## Request:
Which lines run from the one containing "What text is on this page?" to the end of the entries? Quote them exactly, and nothing else.

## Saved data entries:
────────────────────────────────────────
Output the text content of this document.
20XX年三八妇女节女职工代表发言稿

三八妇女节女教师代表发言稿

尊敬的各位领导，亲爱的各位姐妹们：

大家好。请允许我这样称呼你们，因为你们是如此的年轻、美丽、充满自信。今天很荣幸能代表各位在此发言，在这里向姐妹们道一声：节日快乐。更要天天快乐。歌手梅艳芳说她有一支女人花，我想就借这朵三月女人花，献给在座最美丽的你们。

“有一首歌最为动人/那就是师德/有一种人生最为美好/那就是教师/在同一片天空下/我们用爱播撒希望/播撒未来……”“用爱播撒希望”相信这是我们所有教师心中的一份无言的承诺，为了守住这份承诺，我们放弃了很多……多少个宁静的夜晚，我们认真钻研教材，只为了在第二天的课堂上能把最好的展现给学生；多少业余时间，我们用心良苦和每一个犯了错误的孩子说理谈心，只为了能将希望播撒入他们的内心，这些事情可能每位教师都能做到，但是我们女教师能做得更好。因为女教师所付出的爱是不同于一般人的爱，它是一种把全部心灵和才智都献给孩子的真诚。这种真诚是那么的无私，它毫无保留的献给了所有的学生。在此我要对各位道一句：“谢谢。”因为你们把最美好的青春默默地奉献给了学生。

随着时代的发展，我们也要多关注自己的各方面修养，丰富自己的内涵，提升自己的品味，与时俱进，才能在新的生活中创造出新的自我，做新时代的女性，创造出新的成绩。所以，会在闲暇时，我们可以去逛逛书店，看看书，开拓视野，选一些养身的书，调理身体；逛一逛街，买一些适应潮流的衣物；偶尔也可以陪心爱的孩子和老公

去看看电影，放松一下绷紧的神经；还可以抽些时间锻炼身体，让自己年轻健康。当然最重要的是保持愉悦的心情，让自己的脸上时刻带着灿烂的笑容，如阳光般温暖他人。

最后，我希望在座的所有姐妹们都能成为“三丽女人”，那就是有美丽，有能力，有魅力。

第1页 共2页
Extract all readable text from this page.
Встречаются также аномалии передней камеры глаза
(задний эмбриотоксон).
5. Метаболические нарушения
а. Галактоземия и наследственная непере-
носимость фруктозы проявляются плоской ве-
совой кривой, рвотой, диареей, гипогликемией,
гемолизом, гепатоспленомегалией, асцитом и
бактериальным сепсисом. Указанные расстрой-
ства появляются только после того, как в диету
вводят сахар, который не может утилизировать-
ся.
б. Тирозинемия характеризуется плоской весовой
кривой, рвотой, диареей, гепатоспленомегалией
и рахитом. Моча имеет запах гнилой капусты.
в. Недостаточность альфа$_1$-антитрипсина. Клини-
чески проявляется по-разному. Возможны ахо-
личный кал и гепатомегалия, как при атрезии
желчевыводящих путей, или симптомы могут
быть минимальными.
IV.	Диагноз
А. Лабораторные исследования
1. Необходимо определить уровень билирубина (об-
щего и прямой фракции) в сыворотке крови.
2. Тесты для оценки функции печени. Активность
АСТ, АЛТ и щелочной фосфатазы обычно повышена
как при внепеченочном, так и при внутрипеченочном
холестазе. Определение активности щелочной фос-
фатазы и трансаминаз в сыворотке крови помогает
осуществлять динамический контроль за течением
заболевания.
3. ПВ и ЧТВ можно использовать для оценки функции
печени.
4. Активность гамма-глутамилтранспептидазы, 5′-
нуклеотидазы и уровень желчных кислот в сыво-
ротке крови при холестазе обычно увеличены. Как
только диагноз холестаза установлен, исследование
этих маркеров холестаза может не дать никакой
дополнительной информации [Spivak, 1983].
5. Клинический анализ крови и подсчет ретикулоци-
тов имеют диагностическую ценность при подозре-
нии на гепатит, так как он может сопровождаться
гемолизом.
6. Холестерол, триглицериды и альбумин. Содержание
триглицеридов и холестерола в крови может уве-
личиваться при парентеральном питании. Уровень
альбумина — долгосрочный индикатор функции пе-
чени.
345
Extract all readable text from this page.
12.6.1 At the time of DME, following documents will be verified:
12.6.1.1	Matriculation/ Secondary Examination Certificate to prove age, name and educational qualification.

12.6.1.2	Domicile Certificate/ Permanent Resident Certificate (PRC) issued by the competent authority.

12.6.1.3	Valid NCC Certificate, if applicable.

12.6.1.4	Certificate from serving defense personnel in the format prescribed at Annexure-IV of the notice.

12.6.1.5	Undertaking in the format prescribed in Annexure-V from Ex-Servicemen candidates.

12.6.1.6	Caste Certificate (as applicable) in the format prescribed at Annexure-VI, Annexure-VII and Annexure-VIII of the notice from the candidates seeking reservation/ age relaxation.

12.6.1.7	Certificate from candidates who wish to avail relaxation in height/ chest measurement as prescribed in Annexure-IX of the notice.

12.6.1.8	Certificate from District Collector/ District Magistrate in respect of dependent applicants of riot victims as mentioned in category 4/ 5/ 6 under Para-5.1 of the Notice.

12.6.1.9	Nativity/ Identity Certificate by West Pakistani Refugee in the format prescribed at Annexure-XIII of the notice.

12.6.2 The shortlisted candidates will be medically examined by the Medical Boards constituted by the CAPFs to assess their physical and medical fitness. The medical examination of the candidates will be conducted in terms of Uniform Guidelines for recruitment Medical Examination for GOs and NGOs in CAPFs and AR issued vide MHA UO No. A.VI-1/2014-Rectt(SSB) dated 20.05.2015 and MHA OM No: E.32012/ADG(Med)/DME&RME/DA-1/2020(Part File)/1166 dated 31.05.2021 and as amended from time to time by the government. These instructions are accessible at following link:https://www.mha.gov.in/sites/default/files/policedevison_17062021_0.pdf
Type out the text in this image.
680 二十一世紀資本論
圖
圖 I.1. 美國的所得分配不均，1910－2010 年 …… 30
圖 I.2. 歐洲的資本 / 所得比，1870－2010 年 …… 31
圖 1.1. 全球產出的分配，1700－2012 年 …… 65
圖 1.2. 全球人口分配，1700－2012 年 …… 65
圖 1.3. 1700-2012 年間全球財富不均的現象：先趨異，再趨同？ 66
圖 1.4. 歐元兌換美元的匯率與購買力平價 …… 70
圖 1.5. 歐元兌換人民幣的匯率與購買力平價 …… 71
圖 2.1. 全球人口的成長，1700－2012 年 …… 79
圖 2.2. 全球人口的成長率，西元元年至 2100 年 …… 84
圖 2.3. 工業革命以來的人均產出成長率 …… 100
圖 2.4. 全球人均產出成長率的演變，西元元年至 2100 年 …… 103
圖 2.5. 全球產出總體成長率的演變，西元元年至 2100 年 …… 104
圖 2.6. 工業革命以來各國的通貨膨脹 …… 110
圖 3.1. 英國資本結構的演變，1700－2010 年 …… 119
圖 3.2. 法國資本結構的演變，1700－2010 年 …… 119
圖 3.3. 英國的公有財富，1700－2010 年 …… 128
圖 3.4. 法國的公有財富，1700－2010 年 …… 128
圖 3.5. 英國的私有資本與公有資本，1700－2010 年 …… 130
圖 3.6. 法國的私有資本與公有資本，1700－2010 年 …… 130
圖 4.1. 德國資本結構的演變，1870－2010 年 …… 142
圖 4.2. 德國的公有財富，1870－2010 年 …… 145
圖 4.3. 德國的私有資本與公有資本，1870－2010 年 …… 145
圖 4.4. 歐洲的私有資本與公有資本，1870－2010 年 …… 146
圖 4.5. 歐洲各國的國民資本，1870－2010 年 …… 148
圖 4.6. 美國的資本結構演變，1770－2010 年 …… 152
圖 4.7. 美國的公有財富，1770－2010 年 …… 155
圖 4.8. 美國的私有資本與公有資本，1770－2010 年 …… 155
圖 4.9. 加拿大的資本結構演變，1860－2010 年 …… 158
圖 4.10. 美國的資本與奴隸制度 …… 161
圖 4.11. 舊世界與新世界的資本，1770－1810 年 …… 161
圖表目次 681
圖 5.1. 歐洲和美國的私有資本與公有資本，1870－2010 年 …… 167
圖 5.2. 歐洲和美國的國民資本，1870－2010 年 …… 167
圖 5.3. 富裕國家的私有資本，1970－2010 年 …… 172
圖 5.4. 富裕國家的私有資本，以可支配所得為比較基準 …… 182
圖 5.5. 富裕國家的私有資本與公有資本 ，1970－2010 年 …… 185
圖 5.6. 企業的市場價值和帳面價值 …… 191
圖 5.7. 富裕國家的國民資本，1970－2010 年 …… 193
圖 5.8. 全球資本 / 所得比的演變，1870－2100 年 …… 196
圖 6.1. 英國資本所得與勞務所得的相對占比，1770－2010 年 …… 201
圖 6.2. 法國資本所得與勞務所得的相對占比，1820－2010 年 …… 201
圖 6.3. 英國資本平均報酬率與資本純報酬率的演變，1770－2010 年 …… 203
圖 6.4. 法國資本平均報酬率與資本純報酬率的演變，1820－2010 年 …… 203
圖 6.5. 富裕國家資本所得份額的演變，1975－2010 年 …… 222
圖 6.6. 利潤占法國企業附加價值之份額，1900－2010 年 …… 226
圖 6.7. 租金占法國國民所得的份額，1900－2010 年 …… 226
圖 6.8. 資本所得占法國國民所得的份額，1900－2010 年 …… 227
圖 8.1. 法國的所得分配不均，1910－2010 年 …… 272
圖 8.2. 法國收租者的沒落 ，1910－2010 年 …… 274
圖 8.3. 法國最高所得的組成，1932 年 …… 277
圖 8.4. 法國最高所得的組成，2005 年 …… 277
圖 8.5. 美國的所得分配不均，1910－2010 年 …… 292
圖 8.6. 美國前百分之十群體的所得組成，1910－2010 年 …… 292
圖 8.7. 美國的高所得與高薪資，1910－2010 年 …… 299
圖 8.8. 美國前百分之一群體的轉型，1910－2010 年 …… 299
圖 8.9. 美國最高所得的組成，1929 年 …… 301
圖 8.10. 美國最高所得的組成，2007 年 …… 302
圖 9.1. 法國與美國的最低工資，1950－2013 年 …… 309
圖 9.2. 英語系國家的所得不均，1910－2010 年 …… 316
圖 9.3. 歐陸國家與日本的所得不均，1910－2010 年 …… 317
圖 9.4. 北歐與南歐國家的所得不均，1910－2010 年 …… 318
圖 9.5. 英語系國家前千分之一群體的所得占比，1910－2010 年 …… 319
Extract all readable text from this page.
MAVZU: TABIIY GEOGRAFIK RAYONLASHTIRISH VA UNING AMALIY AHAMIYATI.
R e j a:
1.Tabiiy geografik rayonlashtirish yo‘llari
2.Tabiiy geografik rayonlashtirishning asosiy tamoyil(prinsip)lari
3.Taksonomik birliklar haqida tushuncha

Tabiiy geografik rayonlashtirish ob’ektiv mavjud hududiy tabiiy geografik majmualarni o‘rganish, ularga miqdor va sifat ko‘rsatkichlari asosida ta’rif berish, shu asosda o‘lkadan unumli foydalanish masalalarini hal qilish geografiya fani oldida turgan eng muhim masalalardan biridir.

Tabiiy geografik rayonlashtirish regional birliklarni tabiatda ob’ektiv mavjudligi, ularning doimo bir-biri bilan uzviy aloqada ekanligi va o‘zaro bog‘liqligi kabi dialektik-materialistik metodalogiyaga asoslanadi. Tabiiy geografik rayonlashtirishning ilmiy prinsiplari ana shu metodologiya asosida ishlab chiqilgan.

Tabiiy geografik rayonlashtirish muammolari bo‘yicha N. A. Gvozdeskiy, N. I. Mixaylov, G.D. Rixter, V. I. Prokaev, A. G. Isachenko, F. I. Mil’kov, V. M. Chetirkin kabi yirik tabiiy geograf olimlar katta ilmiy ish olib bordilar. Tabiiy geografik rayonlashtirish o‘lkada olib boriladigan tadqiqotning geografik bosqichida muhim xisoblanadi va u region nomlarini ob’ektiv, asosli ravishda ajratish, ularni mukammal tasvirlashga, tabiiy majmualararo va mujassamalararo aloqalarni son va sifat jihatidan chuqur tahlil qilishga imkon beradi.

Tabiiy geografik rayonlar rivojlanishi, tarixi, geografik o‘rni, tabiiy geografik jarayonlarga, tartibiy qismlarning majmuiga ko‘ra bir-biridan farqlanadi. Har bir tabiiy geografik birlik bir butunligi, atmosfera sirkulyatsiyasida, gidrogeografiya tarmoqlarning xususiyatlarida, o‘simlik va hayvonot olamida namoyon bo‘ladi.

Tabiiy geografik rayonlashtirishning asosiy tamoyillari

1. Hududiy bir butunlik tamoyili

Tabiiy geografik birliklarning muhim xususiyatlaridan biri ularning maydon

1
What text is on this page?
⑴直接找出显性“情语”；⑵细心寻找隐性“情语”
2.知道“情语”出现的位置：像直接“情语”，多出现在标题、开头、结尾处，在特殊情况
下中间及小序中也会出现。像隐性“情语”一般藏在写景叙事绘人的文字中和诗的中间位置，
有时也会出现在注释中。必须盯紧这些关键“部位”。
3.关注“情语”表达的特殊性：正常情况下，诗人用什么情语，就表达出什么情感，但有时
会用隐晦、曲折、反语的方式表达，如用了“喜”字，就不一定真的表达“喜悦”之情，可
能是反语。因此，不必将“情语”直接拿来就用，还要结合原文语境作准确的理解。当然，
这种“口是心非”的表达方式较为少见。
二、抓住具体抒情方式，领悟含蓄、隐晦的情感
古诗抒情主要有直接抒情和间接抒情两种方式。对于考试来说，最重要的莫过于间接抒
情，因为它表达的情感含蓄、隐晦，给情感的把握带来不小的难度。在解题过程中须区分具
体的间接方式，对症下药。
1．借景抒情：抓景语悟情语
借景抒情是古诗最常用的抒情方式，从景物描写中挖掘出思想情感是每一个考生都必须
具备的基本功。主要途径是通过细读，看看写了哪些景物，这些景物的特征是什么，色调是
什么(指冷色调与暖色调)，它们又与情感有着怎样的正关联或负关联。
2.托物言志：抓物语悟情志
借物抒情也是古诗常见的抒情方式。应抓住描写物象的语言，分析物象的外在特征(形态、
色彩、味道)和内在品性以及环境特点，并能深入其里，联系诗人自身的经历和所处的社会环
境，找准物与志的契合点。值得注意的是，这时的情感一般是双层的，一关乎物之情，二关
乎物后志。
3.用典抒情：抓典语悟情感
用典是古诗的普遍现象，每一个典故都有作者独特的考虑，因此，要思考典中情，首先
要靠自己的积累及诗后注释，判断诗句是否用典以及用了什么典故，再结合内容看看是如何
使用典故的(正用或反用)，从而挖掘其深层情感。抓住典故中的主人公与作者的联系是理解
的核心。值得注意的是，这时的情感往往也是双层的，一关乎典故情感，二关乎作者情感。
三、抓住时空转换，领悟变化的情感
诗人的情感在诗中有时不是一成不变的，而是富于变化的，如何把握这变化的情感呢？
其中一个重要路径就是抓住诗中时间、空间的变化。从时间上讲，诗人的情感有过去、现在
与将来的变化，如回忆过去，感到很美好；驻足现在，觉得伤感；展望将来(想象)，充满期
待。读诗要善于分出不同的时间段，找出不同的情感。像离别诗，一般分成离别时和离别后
────────────────────────────────────────
## Output of the task:
What text is on this page?
⑴直接找出显性“情语”；⑵细心寻找隐性“情语”
2.知道“情语”出现的位置：像直接“情语”，多出现在标题、开头、结尾处，在特殊情况
下中间及小序中也会出现。像隐性“情语”一般藏在写景叙事绘人的文字中和诗的中间位置，
有时也会出现在注释中。必须盯紧这些关键“部位”。
3.关注“情语”表达的特殊性：正常情况下，诗人用什么情语，就表达出什么情感，但有时
会用隐晦、曲折、反语的方式表达，如用了“喜”字，就不一定真的表达“喜悦”之情，可
能是反语。因此，不必将“情语”直接拿来就用，还要结合原文语境作准确的理解。当然，
这种“口是心非”的表达方式较为少见。
二、抓住具体抒情方式，领悟含蓄、隐晦的情感
古诗抒情主要有直接抒情和间接抒情两种方式。对于考试来说，最重要的莫过于间接抒
情，因为它表达的情感含蓄、隐晦，给情感的把握带来不小的难度。在解题过程中须区分具
体的间接方式，对症下药。
1．借景抒情：抓景语悟情语
借景抒情是古诗最常用的抒情方式，从景物描写中挖掘出思想情感是每一个考生都必须
具备的基本功。主要途径是通过细读，看看写了哪些景物，这些景物的特征是什么，色调是
什么(指冷色调与暖色调)，它们又与情感有着怎样的正关联或负关联。
2.托物言志：抓物语悟情志
借物抒情也是古诗常见的抒情方式。应抓住描写物象的语言，分析物象的外在特征(形态、
色彩、味道)和内在品性以及环境特点，并能深入其里，联系诗人自身的经历和所处的社会环
境，找准物与志的契合点。值得注意的是，这时的情感一般是双层的，一关乎物之情，二关
乎物后志。
3.用典抒情：抓典语悟情感
用典是古诗的普遍现象，每一个典故都有作者独特的考虑，因此，要思考典中情，首先
要靠自己的积累及诗后注释，判断诗句是否用典以及用了什么典故，再结合内容看看是如何
使用典故的(正用或反用)，从而挖掘其深层情感。抓住典故中的主人公与作者的联系是理解
的核心。值得注意的是，这时的情感往往也是双层的，一关乎典故情感，二关乎作者情感。
三、抓住时空转换，领悟变化的情感
诗人的情感在诗中有时不是一成不变的，而是富于变化的，如何把握这变化的情感呢？
其中一个重要路径就是抓住诗中时间、空间的变化。从时间上讲，诗人的情感有过去、现在
与将来的变化，如回忆过去，感到很美好；驻足现在，觉得伤感；展望将来(想象)，充满期
待。读诗要善于分出不同的时间段，找出不同的情感。像离别诗，一般分成离别时和离别后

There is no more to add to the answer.